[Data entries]
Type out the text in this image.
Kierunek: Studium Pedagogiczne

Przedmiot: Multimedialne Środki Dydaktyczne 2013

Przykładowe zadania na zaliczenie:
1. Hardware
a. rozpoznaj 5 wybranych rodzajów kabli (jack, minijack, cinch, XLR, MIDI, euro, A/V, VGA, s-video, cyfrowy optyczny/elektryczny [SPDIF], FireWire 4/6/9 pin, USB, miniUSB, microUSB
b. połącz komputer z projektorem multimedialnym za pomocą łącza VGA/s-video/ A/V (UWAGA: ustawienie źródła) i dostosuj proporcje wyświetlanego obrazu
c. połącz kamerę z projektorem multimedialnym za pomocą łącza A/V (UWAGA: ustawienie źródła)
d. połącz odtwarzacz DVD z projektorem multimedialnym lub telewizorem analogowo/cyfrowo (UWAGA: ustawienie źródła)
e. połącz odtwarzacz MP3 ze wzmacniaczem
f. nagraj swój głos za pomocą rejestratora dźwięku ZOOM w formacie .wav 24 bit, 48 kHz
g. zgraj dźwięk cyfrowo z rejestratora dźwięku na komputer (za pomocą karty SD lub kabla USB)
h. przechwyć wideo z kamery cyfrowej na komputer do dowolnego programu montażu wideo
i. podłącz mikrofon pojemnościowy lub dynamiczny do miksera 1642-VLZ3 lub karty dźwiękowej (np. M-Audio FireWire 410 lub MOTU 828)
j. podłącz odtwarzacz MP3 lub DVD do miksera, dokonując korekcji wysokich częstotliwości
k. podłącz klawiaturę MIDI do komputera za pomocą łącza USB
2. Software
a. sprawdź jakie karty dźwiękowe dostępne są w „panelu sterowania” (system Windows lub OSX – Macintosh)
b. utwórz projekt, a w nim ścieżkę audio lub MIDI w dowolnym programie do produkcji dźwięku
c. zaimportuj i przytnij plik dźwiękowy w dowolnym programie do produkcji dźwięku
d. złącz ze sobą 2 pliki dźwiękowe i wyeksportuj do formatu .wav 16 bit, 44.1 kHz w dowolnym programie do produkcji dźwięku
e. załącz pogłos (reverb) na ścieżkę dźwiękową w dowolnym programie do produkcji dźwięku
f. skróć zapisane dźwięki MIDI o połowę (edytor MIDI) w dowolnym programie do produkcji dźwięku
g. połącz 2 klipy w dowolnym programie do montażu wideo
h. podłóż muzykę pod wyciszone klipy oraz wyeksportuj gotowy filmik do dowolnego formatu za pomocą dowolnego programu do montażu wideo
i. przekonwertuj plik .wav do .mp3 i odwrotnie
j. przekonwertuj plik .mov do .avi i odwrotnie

- What is being asked -
Count up the lines in the listing that hold the word "wyeksportuj", and give that number only.

- The output -
2